_Set task:_
Gather each line of the records where "교육지원청역대교육장" appears.

_Data for processing:_
:::::

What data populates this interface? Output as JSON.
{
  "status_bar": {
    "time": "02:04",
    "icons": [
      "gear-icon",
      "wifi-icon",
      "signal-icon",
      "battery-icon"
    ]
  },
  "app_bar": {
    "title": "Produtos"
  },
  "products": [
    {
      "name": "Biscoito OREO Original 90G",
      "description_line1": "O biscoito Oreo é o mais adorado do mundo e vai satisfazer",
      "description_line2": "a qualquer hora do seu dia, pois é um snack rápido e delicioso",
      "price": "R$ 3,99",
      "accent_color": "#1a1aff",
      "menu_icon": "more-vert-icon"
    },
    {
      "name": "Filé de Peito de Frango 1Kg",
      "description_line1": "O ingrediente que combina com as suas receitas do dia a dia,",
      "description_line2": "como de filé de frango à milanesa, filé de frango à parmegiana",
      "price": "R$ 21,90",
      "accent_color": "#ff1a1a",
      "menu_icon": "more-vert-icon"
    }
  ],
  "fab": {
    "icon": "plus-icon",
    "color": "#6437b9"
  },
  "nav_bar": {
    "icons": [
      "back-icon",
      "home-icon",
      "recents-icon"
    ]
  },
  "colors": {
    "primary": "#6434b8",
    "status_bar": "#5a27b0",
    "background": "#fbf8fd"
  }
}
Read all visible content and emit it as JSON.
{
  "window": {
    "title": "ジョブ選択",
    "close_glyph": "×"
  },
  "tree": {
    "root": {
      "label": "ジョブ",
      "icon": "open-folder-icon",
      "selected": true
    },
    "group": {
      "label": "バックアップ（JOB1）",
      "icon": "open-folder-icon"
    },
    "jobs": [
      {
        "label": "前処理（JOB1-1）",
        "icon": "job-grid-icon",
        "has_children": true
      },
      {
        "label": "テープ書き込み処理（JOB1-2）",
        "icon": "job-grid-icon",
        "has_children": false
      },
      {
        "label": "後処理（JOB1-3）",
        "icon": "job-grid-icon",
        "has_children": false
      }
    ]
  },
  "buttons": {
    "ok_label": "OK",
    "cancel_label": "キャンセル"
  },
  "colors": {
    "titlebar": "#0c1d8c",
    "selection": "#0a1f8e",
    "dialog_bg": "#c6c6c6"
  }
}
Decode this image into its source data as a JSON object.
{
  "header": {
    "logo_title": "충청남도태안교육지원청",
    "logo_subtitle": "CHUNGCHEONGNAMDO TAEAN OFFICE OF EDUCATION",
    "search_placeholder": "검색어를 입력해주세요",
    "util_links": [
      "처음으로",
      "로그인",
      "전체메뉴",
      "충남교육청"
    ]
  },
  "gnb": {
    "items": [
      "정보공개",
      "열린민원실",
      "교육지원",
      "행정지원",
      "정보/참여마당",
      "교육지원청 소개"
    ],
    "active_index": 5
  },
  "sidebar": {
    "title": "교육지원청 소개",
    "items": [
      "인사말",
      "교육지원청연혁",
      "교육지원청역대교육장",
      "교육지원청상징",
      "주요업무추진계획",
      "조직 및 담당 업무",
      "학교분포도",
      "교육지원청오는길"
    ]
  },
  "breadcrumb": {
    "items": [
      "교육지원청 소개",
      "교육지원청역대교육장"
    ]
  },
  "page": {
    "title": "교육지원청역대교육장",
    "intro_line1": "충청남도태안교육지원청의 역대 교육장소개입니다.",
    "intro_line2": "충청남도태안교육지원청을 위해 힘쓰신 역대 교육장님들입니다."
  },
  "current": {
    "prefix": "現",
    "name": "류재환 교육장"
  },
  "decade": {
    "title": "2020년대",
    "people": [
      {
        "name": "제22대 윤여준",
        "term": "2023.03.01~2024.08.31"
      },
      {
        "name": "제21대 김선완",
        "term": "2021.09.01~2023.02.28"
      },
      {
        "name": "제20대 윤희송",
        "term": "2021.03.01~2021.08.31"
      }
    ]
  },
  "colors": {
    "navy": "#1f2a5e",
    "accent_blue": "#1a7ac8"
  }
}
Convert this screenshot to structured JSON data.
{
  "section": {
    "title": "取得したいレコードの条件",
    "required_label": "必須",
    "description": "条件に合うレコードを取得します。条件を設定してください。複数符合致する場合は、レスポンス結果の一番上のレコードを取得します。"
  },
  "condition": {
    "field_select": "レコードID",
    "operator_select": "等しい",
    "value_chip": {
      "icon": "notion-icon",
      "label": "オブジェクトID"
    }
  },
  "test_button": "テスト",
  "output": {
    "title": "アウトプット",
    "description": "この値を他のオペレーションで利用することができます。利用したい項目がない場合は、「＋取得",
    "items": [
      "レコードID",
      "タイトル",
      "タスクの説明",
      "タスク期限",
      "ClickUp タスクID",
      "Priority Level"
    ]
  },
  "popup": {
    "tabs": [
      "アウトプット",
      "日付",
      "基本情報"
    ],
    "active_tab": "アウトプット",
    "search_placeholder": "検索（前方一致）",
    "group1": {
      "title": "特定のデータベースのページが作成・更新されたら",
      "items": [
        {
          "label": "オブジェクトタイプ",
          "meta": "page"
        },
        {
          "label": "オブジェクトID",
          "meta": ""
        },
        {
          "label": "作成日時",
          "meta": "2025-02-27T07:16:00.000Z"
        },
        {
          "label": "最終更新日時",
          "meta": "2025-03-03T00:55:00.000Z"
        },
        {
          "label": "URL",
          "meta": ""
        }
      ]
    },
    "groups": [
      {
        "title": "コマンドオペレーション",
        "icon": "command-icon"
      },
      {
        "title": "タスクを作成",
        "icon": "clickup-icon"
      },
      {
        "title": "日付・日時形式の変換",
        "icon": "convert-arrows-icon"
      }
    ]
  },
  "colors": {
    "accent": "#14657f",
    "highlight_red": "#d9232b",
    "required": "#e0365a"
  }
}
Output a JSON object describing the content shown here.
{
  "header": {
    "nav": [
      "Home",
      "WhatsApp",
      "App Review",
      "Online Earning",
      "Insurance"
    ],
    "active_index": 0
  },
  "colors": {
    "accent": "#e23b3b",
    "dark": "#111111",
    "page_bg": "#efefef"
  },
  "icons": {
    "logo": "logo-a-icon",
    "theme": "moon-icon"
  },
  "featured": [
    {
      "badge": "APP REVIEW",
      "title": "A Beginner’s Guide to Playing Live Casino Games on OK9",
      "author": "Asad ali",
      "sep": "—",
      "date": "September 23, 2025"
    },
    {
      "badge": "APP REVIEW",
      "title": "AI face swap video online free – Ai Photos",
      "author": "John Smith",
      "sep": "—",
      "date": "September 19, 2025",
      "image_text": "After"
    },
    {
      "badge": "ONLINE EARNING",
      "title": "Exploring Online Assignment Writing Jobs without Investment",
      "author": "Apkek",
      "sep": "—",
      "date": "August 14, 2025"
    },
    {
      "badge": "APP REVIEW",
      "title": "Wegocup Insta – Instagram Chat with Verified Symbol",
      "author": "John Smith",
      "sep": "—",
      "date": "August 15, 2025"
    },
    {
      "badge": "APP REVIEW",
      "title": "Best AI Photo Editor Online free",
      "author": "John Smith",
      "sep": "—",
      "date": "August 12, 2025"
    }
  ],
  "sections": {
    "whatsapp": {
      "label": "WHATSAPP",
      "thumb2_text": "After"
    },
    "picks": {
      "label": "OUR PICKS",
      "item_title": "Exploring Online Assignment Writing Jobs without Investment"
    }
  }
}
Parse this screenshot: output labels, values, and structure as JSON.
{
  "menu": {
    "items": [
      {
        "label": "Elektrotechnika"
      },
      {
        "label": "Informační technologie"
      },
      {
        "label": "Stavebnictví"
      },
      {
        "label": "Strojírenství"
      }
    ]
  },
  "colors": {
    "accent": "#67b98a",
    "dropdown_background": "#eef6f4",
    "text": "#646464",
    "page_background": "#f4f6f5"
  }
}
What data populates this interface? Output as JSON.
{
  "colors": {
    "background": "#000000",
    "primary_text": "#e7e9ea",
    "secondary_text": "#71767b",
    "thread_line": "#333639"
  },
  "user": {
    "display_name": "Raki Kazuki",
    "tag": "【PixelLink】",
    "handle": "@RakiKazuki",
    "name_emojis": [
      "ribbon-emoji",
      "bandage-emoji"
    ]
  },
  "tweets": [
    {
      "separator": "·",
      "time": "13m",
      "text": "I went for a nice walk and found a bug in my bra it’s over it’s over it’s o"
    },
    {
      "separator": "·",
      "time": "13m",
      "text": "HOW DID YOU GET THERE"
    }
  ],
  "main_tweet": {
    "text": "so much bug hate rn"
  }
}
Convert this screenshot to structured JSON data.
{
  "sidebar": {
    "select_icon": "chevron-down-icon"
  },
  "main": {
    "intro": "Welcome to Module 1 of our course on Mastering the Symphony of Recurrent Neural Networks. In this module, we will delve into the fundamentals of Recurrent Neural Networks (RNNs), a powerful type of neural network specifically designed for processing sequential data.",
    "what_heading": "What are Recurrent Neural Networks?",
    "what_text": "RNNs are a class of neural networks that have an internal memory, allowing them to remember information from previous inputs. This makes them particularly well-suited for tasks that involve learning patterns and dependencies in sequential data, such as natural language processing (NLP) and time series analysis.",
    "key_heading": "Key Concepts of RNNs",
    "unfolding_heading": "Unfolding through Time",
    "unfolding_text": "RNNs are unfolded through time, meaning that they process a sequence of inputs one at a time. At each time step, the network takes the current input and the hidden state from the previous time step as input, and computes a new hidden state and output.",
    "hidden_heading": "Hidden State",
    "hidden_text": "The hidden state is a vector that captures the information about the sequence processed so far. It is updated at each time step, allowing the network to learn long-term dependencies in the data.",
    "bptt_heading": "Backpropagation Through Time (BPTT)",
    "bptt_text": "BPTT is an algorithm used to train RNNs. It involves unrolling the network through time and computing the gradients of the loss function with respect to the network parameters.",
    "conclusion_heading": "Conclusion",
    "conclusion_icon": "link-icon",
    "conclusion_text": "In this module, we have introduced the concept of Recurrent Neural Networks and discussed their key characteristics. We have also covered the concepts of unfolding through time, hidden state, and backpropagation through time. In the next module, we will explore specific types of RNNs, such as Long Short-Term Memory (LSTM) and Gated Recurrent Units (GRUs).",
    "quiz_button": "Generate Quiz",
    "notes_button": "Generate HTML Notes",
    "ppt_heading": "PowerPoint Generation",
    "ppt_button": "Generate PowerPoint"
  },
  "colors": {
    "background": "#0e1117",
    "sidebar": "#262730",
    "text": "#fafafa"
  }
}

:::::

_Exercise answer:_
      "교육지원청역대교육장",
      "교육지원청역대교육장"
    "title": "교육지원청역대교육장",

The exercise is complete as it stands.